Kutipan Teks ::
┄┄┄┄┄┄┄┄┄┄

Umum

Rp1.200 Triliun Menguap Akibat Candu Judi Online, Ungkap Mentalitas ‘Aneh’ Masyarakat Indonesia

Jakarta – Sebuah fenomena yang sungguh mencengangkan dan membuat geleng-geleng kepala terungkap! Alih-alih memanfaatkan peluang emas di pasar modal yang jelas-jelas legal dan berpotensi menguntungkan, sebagian besar masyarakat Indonesia justru lebih gandrung dengan aktivitas haram yang menggerogoti dompet.

Judi online! Pusat Pelaporan dan Analisis Transaksi Keuangan (PPATK) baru saja merilis data yang bikin jantung berdebar kencang, perputaran uang di kancah “haram jadah” ini telah meledak hingga mencapai Rp1.200 triliun di tahun 2025! Angka ini meroket sebesar 22,32% dibandingkan tahun sebelumnya yang “hanya” menyentuh Rp981 triliun.

“Perilaku sebagian warga Indonesia memang di luar nalar. Bagaimana tidak, masyarakat Indonesia lebih suka berjudi online dibandingkan berinvestasi di instrumen investasi yang sudah resmi seperti saham,” ujar C. Jiah Mario, seorang narasumber berita yang dikenal dengan analisisnya yang tajam dan blak-blakan. Pernyataan pedas ini seolah menjadi tamparan keras bagi logika ekonomi sehat.

Lebih ironis lagi, gurita transaksi judi online ini bahkan melampaui transaksi saham domestik yang “hanya” mencapai Rp1.100 triliun hingga akhir April 2025! Padahal, geliat investor di pasar modal terus menunjukkan tren positif. Data dari Kustodian Sentral Efek Indonesia (KSEI) mencatat, hingga Maret 2025, jumlah investor ritel telah mencapai 15.774.512 jiwa, melonjak 1,77% dari bulan sebelumnya. Mayoritas investor ini (99,71%) memang didominasi oleh investor individu, sebuah fakta yang sayangnya paralel dengan profil para penjudi online.

┄┄┄┄┄┄┄┄┄┄

Data yang Diberikan ::
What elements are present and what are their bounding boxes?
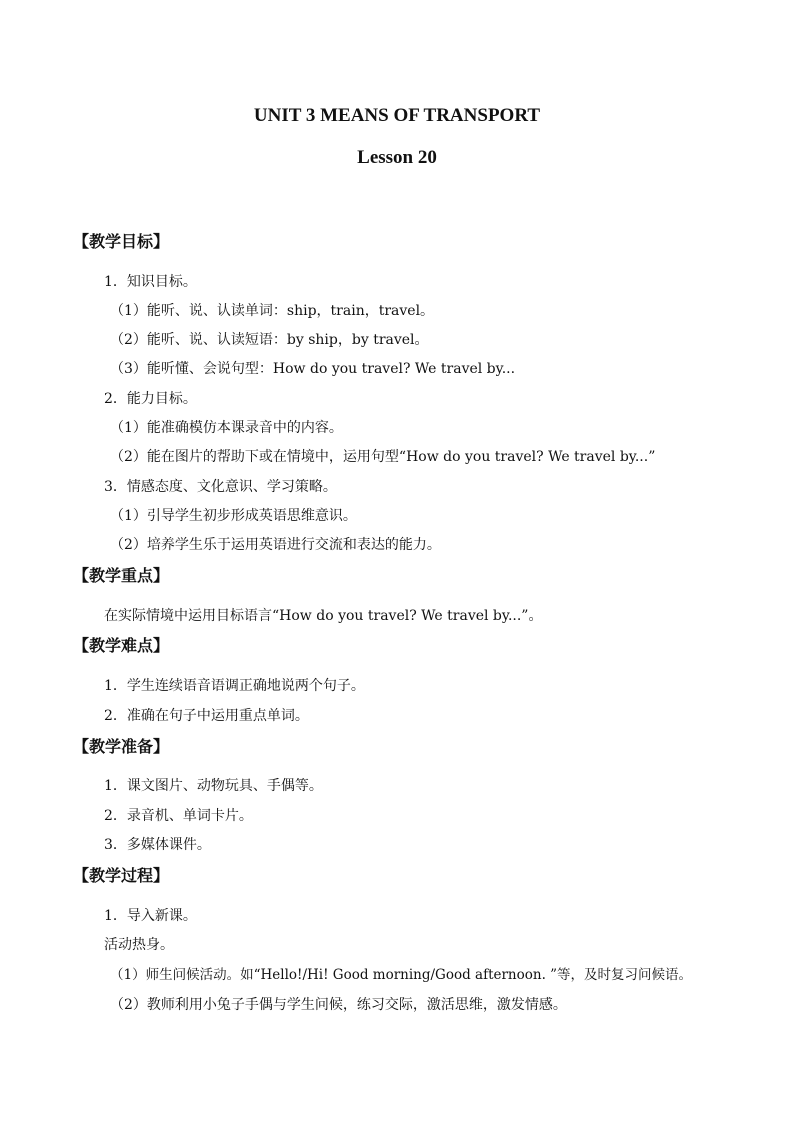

┄┄┄┄┄┄┄┄┄┄

Tugas yang Diminta ::
A. Menurut artikel judi online, berapa jumlah investor ritel yang dicatat KSEI hingga Maret 2025?
B. Ulangi persis bagian artikel judi online mulai dari "Judi online! Pusat" sampai dengan "menyentuh Rp981 triliun.".
Data tersebut tidak ada hubungannya dengan artikel judi online.

Penyelesaian Tugas ::
A. 15.774.512 jiwa.

B.
Judi online! Pusat Pelaporan dan Analisis Transaksi Keuangan (PPATK) baru saja merilis data yang bikin jantung berdebar kencang, perputaran uang di kancah “haram jadah” ini telah meledak hingga mencapai Rp1.200 triliun di tahun 2025! Angka ini meroket sebesar 22,32% dibandingkan tahun sebelumnya yang “hanya” menyentuh Rp981 triliun.